* Given request
Retype each line of the material exactly, please, skipping any picture in it.

* Data excerpts
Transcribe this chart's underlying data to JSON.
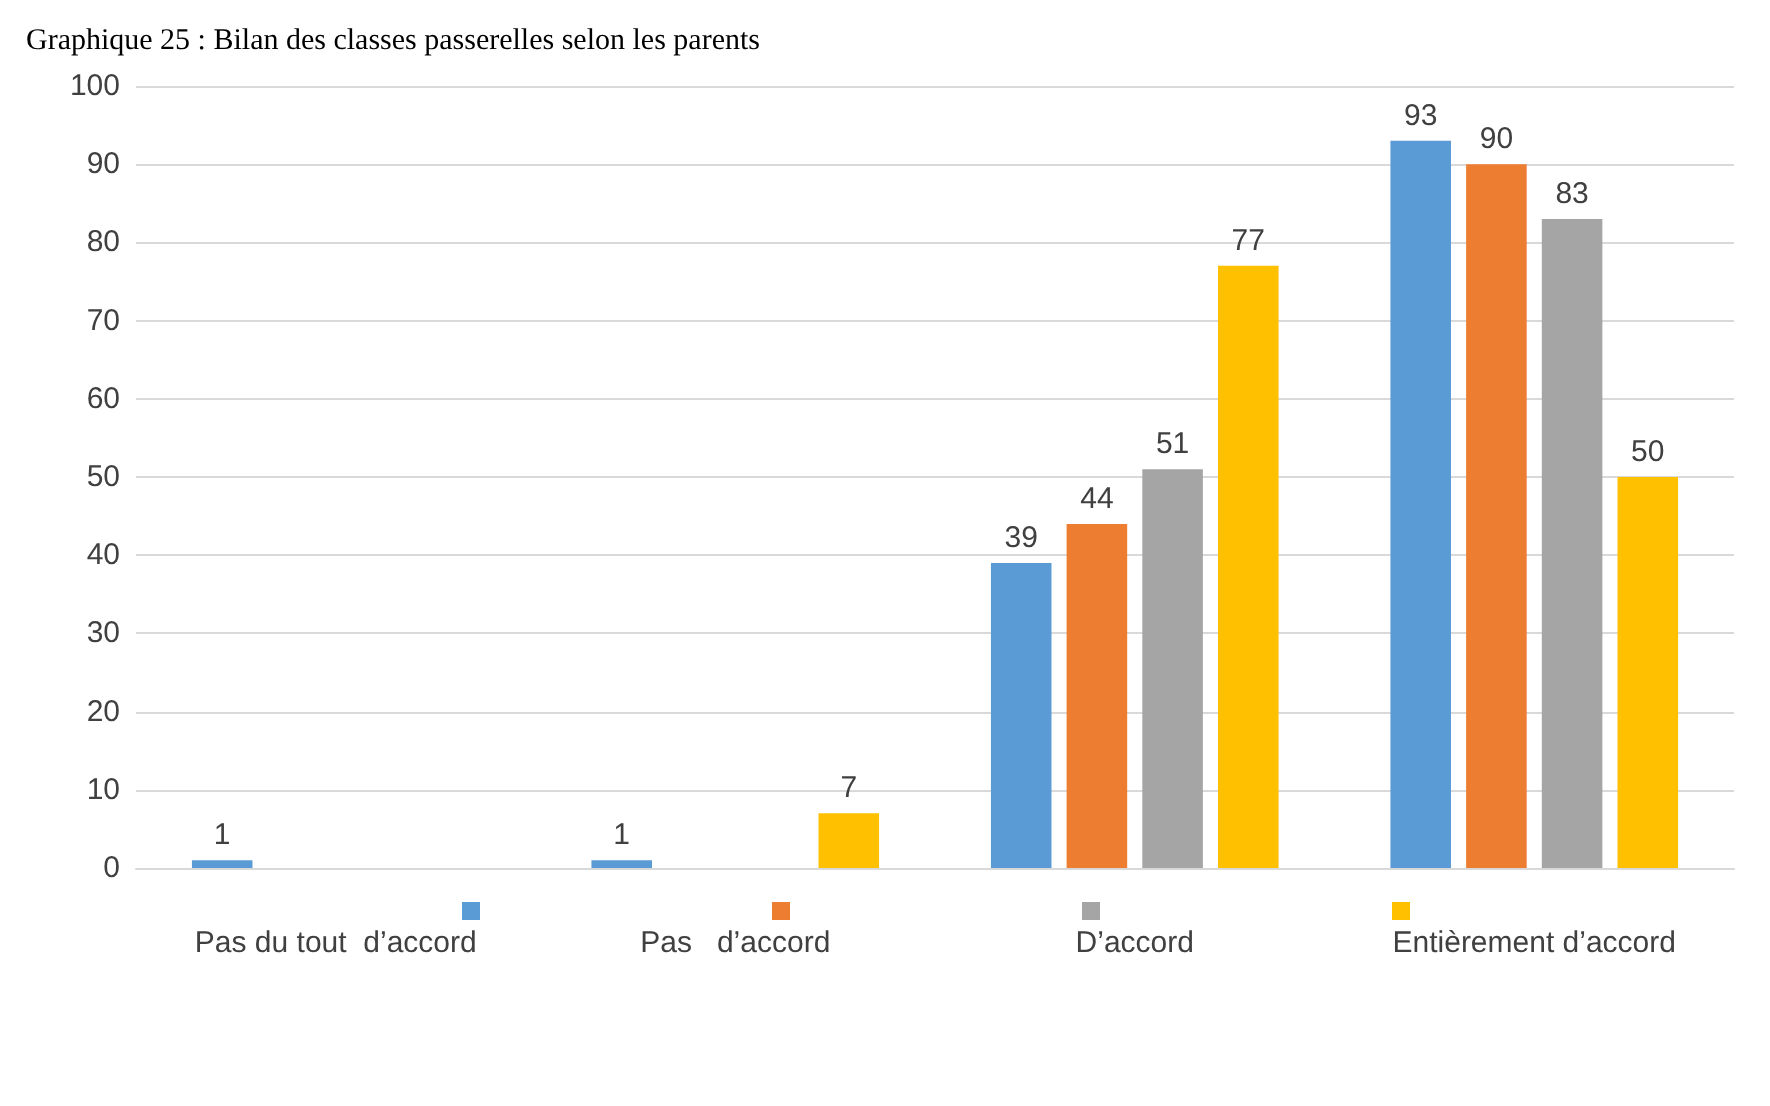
{
  "chart_data": {
    "type": "bar",
    "title": "Graphique 25 : Bilan des classes passerelles selon les parents",
    "categories": [
      "Pas du tout  d’accord",
      "Pas   d’accord",
      "D’accord",
      "Entièrement d’accord"
    ],
    "series": [
      {
        "color": "#5b9bd5",
        "values": [
          1,
          1,
          39,
          93
        ]
      },
      {
        "color": "#ed7d31",
        "values": [
          null,
          null,
          44,
          90
        ]
      },
      {
        "color": "#a5a5a5",
        "values": [
          null,
          null,
          51,
          83
        ]
      },
      {
        "color": "#ffc000",
        "values": [
          null,
          7,
          77,
          50
        ]
      }
    ],
    "ylim": [
      0,
      100
    ],
    "yticks": [
      0,
      10,
      20,
      30,
      40,
      50,
      60,
      70,
      80,
      90,
      100
    ],
    "grid": "y",
    "data_labels": true
  }
}
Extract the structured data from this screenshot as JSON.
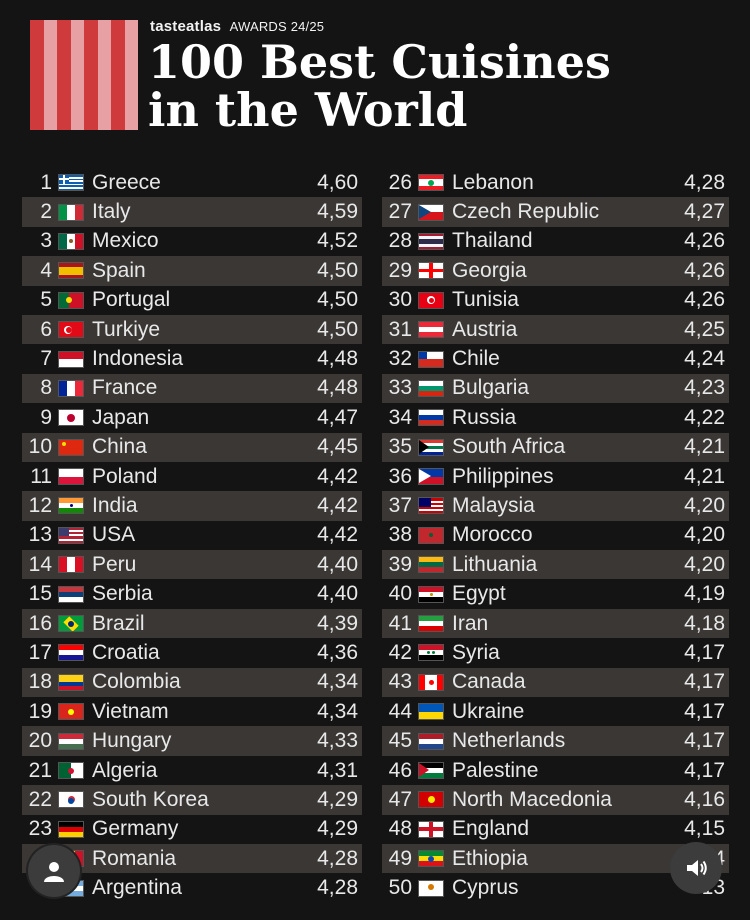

* Output of the task
Transcribe this chart's underlying data to JSON.
{
  "chart_data": {
    "type": "bar",
    "title": "Graphique 25 : Bilan des classes passerelles selon les parents",
    "categories": [
      "Pas du tout  d’accord",
      "Pas   d’accord",
      "D’accord",
      "Entièrement d’accord"
    ],
    "series": [
      {
        "color": "#5b9bd5",
        "values": [
          1,
          1,
          39,
          93
        ]
      },
      {
        "color": "#ed7d31",
        "values": [
          null,
          null,
          44,
          90
        ]
      },
      {
        "color": "#a5a5a5",
        "values": [
          null,
          null,
          51,
          83
        ]
      },
      {
        "color": "#ffc000",
        "values": [
          null,
          7,
          77,
          50
        ]
      }
    ],
    "ylim": [
      0,
      100
    ],
    "yticks": [
      0,
      10,
      20,
      30,
      40,
      50,
      60,
      70,
      80,
      90,
      100
    ],
    "grid": "y",
    "data_labels": true
  }
}
Extract the structured data from this screenshot as JSON.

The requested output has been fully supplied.